WRITTEN EXERCISE: Every line of the data must be copied exactly.

SUPPLIED RECORDS:
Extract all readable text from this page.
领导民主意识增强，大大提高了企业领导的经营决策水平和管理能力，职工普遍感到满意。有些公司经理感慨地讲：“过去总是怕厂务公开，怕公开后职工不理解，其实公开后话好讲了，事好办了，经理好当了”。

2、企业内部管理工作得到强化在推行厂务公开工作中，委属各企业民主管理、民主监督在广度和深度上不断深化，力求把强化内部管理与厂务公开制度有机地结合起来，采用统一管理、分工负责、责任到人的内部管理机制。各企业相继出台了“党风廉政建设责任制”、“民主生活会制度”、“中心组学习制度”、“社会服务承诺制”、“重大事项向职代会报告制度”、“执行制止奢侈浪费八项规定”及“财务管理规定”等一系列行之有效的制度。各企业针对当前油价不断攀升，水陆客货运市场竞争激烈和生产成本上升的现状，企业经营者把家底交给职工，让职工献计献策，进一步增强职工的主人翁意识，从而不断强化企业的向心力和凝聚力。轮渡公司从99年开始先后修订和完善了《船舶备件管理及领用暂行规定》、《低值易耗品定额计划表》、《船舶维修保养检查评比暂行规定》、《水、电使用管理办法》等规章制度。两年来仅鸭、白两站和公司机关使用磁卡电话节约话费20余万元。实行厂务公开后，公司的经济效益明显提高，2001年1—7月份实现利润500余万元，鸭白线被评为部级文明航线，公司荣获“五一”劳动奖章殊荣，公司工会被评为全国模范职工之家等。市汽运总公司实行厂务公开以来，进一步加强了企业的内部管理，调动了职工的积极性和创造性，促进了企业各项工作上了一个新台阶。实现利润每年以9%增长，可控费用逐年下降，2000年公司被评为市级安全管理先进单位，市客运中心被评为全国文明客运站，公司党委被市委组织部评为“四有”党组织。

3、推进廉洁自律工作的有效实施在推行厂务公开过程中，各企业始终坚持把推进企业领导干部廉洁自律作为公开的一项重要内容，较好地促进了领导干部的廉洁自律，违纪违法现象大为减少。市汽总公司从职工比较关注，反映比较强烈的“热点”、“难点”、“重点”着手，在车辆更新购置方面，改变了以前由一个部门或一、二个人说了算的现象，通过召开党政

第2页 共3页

RESULT OF THE TASK:
Extract all readable text from this page.
领导民主意识增强，大大提高了企业领导的经营决策水平和管理能力，职工普遍感到满意。有些公司经理感慨地讲：“过去总是怕厂务公开，怕公开后职工不理解，其实公开后话好讲了，事好办了，经理好当了”。

2、企业内部管理工作得到强化在推行厂务公开工作中，委属各企业民主管理、民主监督在广度和深度上不断深化，力求把强化内部管理与厂务公开制度有机地结合起来，采用统一管理、分工负责、责任到人的内部管理机制。各企业相继出台了“党风廉政建设责任制”、“民主生活会制度”、“中心组学习制度”、“社会服务承诺制”、“重大事项向职代会报告制度”、“执行制止奢侈浪费八项规定”及“财务管理规定”等一系列行之有效的制度。各企业针对当前油价不断攀升，水陆客货运市场竞争激烈和生产成本上升的现状，企业经营者把家底交给职工，让职工献计献策，进一步增强职工的主人翁意识，从而不断强化企业的向心力和凝聚力。轮渡公司从99年开始先后修订和完善了《船舶备件管理及领用暂行规定》、《低值易耗品定额计划表》、《船舶维修保养检查评比暂行规定》、《水、电使用管理办法》等规章制度。两年来仅鸭、白两站和公司机关使用磁卡电话节约话费20余万元。实行厂务公开后，公司的经济效益明显提高，2001年1—7月份实现利润500余万元，鸭白线被评为部级文明航线，公司荣获“五一”劳动奖章殊荣，公司工会被评为全国模范职工之家等。市汽运总公司实行厂务公开以来，进一步加强了企业的内部管理，调动了职工的积极性和创造性，促进了企业各项工作上了一个新台阶。实现利润每年以9%增长，可控费用逐年下降，2000年公司被评为市级安全管理先进单位，市客运中心被评为全国文明客运站，公司党委被市委组织部评为“四有”党组织。

3、推进廉洁自律工作的有效实施在推行厂务公开过程中，各企业始终坚持把推进企业领导干部廉洁自律作为公开的一项重要内容，较好地促进了领导干部的廉洁自律，违纪违法现象大为减少。市汽总公司从职工比较关注，反映比较强烈的“热点”、“难点”、“重点”着手，在车辆更新购置方面，改变了以前由一个部门或一、二个人说了算的现象，通过召开党政

第2页 共3页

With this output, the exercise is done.